_TASK OBJECTIVE:_ Keep only the lines that hold the string "screenshot", filtering out the rest of the entries below.

_RAW DATA:_
──────
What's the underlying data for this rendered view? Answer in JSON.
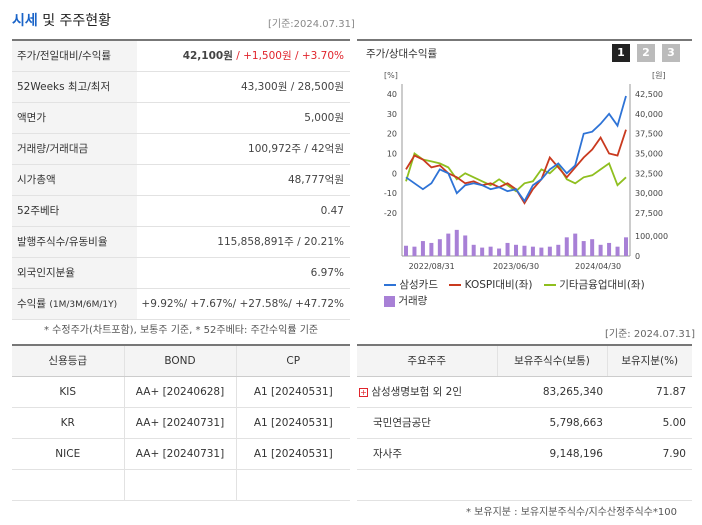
{
  "header": {
    "title_highlight": "시세",
    "title_rest": " 및 주주현황",
    "base_date": "[기준:2024.07.31]"
  },
  "quote_table": [
    {
      "label": "주가/전일대비/수익률",
      "price": "42,100원",
      "sep1": " / ",
      "change": "+1,500원",
      "sep2": " / ",
      "rate": "+3.70%"
    },
    {
      "label": "52Weeks 최고/최저",
      "value": "43,300원 / 28,500원"
    },
    {
      "label": "액면가",
      "value": "5,000원"
    },
    {
      "label": "거래량/거래대금",
      "value": "100,972주 / 42억원"
    },
    {
      "label": "시가총액",
      "value": "48,777억원"
    },
    {
      "label": "52주베타",
      "value": "0.47"
    },
    {
      "label": "발행주식수/유동비율",
      "value": "115,858,891주 / 20.21%"
    },
    {
      "label": "외국인지분율",
      "value": "6.97%"
    },
    {
      "label": "수익률",
      "label_small": "(1M/3M/6M/1Y)",
      "value": "+9.92%/ +7.67%/ +27.58%/ +47.72%"
    }
  ],
  "note1": "* 수정주가(차트포함), 보통주 기준, * 52주베타: 주간수익률 기준",
  "chart_title": "주가/상대수익률",
  "pages": [
    "1",
    "2",
    "3"
  ],
  "chart_data": {
    "type": "line",
    "left_unit": "[%]",
    "right_unit": "[원]",
    "left_ticks": [
      "40",
      "30",
      "20",
      "10",
      "0",
      "-10",
      "-20"
    ],
    "right_ticks": [
      "42,500",
      "40,000",
      "37,500",
      "35,000",
      "32,500",
      "30,000",
      "27,500"
    ],
    "vol_ticks": [
      "100,000",
      "0"
    ],
    "x_ticks": [
      "2022/08/31",
      "2023/06/30",
      "2024/04/30"
    ],
    "series": [
      {
        "name": "삼성카드",
        "color": "#2e73d6",
        "values": [
          -2,
          -5,
          -8,
          -5,
          2,
          0,
          -10,
          -6,
          -5,
          -6,
          -8,
          -7,
          -9,
          -8,
          -14,
          -6,
          -3,
          2,
          5,
          0,
          4,
          20,
          21,
          25,
          30,
          24,
          39
        ]
      },
      {
        "name": "KOSPI대비(좌)",
        "color": "#c93a1f",
        "values": [
          2,
          9,
          7,
          3,
          4,
          0,
          -2,
          -5,
          -4,
          -6,
          -5,
          -7,
          -5,
          -8,
          -15,
          -8,
          -3,
          8,
          3,
          -2,
          3,
          8,
          12,
          18,
          10,
          9,
          22
        ]
      },
      {
        "name": "기타금융업대비(좌)",
        "color": "#8fbf1f",
        "values": [
          -4,
          10,
          7,
          6,
          5,
          3,
          -3,
          0,
          -2,
          -4,
          -6,
          -3,
          -6,
          -9,
          -5,
          -4,
          2,
          0,
          4,
          -3,
          -5,
          -2,
          -1,
          2,
          5,
          -6,
          -2
        ]
      },
      {
        "name": "거래량",
        "color": "#a880d6",
        "values": [
          55,
          50,
          80,
          70,
          90,
          120,
          140,
          110,
          60,
          45,
          50,
          40,
          70,
          60,
          55,
          50,
          45,
          50,
          60,
          100,
          120,
          80,
          90,
          60,
          70,
          50,
          100
        ]
      }
    ]
  },
  "note2": "[기준: 2024.07.31]",
  "credit_table": {
    "headers": [
      "신용등급",
      "BOND",
      "CP"
    ],
    "rows": [
      [
        "KIS",
        "AA+ [20240628]",
        "A1 [20240531]"
      ],
      [
        "KR",
        "AA+ [20240731]",
        "A1 [20240531]"
      ],
      [
        "NICE",
        "AA+ [20240731]",
        "A1 [20240531]"
      ]
    ]
  },
  "holders_table": {
    "headers": [
      "주요주주",
      "보유주식수(보통)",
      "보유지분(%)"
    ],
    "rows": [
      {
        "name": "삼성생명보험 외 2인",
        "shares": "83,265,340",
        "pct": "71.87"
      },
      {
        "name": "국민연금공단",
        "shares": "5,798,663",
        "pct": "5.00"
      },
      {
        "name": "자사주",
        "shares": "9,148,196",
        "pct": "7.90"
      }
    ]
  },
  "note3": "* 보유지분 : 보유지분주식수/지수산정주식수*100",
  "colors": {
    "accent": "#1a64c8",
    "positive": "#e0242c",
    "page_active": "#222222",
    "page_inactive": "#bbbbbb"
  }
}
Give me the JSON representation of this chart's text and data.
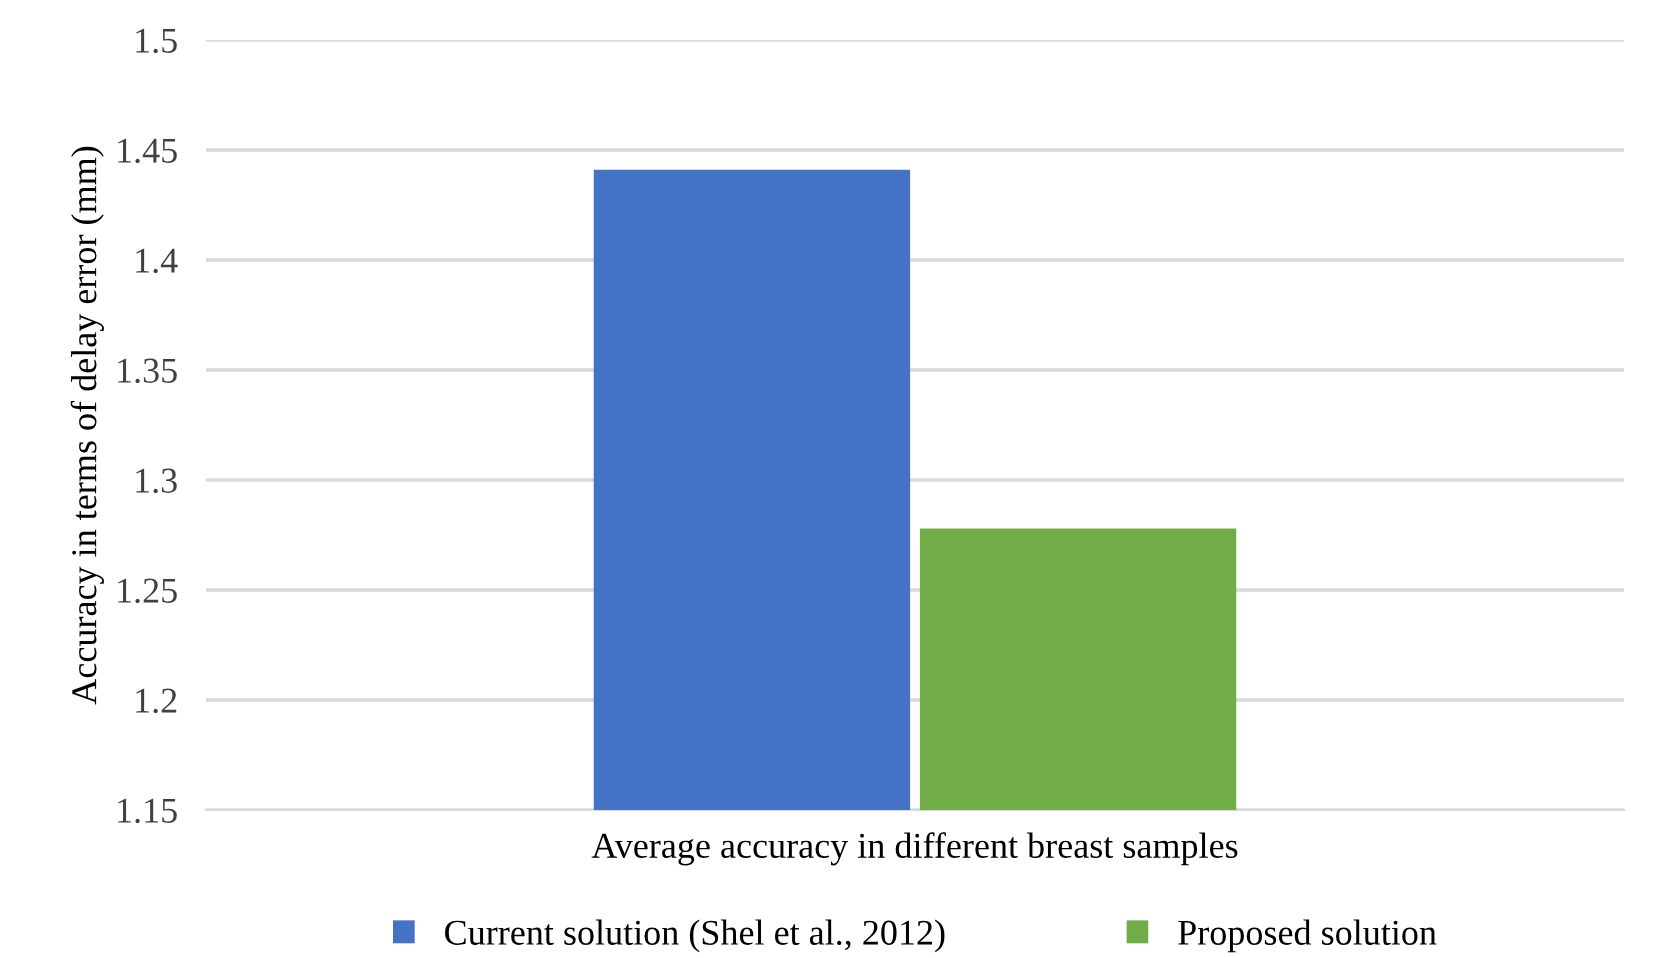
{
  "chart_data": {
    "type": "bar",
    "ylabel": "Accuracy in terms of delay error (mm)",
    "categories": [
      "Average accuracy in different breast samples"
    ],
    "series": [
      {
        "name": "Current solution (Shel et al., 2012)",
        "color": "#4472c4",
        "values": [
          1.441
        ]
      },
      {
        "name": "Proposed solution",
        "color": "#70ad47",
        "values": [
          1.278
        ]
      }
    ],
    "ylim": [
      1.15,
      1.5
    ],
    "yticks": [
      1.15,
      1.2,
      1.25,
      1.3,
      1.35,
      1.4,
      1.45,
      1.5
    ],
    "grid": "y",
    "legend": "bottom"
  }
}
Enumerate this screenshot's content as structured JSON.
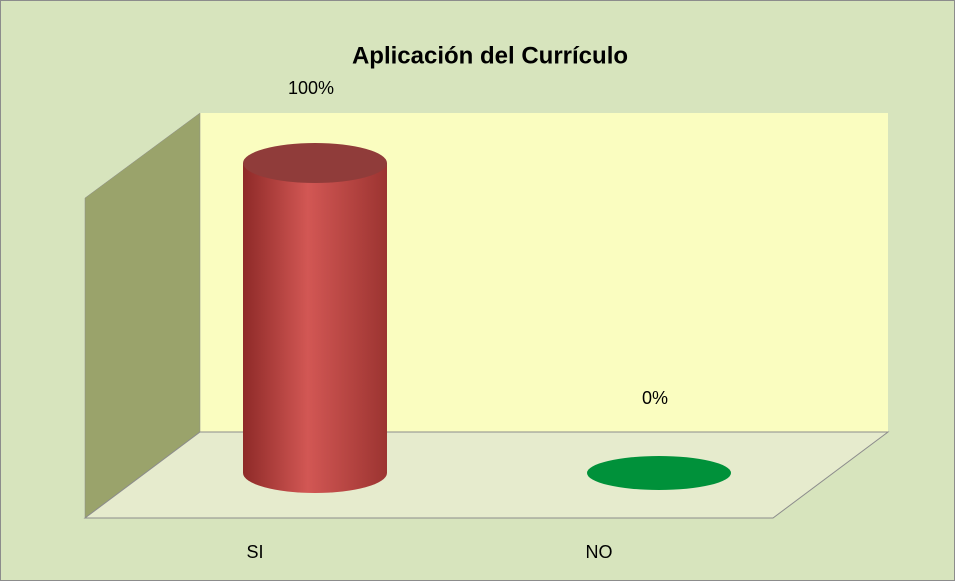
{
  "chart_data": {
    "type": "bar3d",
    "title": "Aplicación del Currículo",
    "categories": [
      "SI",
      "NO"
    ],
    "values": [
      100,
      0
    ],
    "value_labels": [
      "100%",
      "0%"
    ],
    "colors": [
      "#c0504d",
      "#00913a"
    ],
    "ylim": [
      0,
      100
    ]
  }
}
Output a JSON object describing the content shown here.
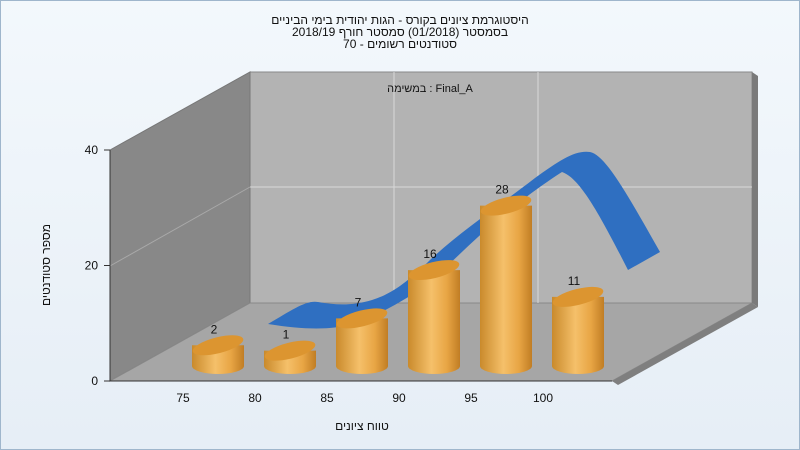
{
  "chart_data": {
    "type": "bar",
    "title_lines": [
      "היסטוגרמת ציונים בקורס - הגות יהודית בימי הביניים",
      "בסמסטר  (01/2018)  סמסטר חורף 2018/19",
      "סטודנטים רשומים - 70"
    ],
    "subtitle": "במשימה : Final_A",
    "xlabel": "טווח ציונים",
    "ylabel": "מספר סטודנטים",
    "categories": [
      "75",
      "80",
      "85",
      "90",
      "95",
      "100"
    ],
    "values": [
      2,
      1,
      7,
      16,
      28,
      11
    ],
    "value_labels": [
      "2",
      "1",
      "7",
      "16",
      "28",
      "11"
    ],
    "y_ticks": [
      "0",
      "20",
      "40"
    ],
    "ylim": [
      0,
      40
    ],
    "grid": true,
    "trend_curve": "normal distribution overlay (blue ribbon)",
    "colors": {
      "bar": "#e6a53e",
      "bar_top": "#dc9530",
      "curve": "#2f6fc1",
      "back_wall": "#b3b3b3",
      "side_wall": "#8a8a8a",
      "floor": "#a5a5a5"
    }
  }
}
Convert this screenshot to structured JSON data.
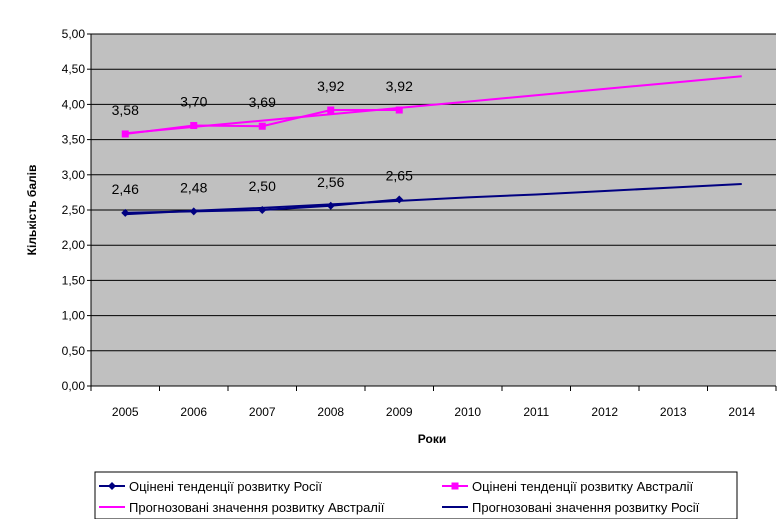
{
  "chart_data": {
    "type": "line",
    "title": "",
    "xlabel": "Роки",
    "ylabel": "Кількість балів",
    "categories": [
      "2005",
      "2006",
      "2007",
      "2008",
      "2009",
      "2010",
      "2011",
      "2012",
      "2013",
      "2014"
    ],
    "ylim": [
      0,
      5
    ],
    "yticks": [
      "0,00",
      "0,50",
      "1,00",
      "1,50",
      "2,00",
      "2,50",
      "3,00",
      "3,50",
      "4,00",
      "4,50",
      "5,00"
    ],
    "grid": true,
    "legend_position": "bottom",
    "series": [
      {
        "name": "Оцінені тенденції розвитку Росії",
        "color": "#000080",
        "marker": "diamond",
        "values": [
          2.46,
          2.48,
          2.5,
          2.56,
          2.65,
          null,
          null,
          null,
          null,
          null
        ],
        "labels": [
          "2,46",
          "2,48",
          "2,50",
          "2,56",
          "2,65"
        ]
      },
      {
        "name": "Оцінені тенденції розвитку Австралії",
        "color": "#ff00ff",
        "marker": "square",
        "values": [
          3.58,
          3.7,
          3.69,
          3.92,
          3.92,
          null,
          null,
          null,
          null,
          null
        ],
        "labels": [
          "3,58",
          "3,70",
          "3,69",
          "3,92",
          "3,92"
        ]
      },
      {
        "name": "Прогнозовані значення розвитку Австралії",
        "color": "#ff00ff",
        "marker": "none",
        "values": [
          3.59,
          3.68,
          3.77,
          3.86,
          3.95,
          4.04,
          4.13,
          4.22,
          4.31,
          4.4
        ]
      },
      {
        "name": "Прогнозовані значення розвитку Росії",
        "color": "#000080",
        "marker": "none",
        "values": [
          2.44,
          2.49,
          2.53,
          2.58,
          2.63,
          2.68,
          2.72,
          2.77,
          2.82,
          2.87
        ]
      }
    ],
    "legend_order": [
      0,
      1,
      2,
      3
    ]
  }
}
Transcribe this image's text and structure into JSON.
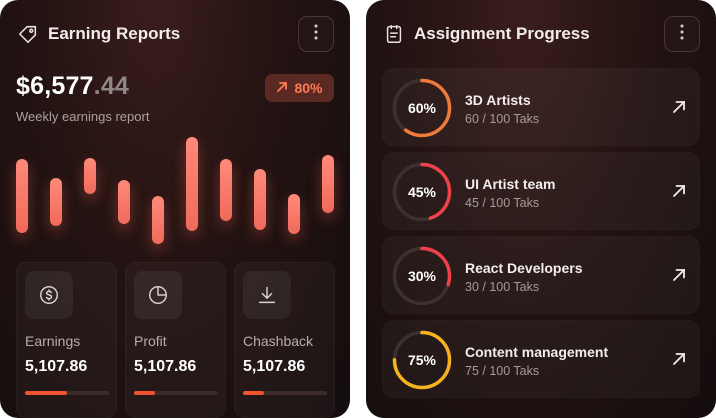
──────
_SOLUTION FOR THIS EXERCISE:_
Enumerate this screenshot's content as structured JSON.
Convert this screenshot to structured JSON data.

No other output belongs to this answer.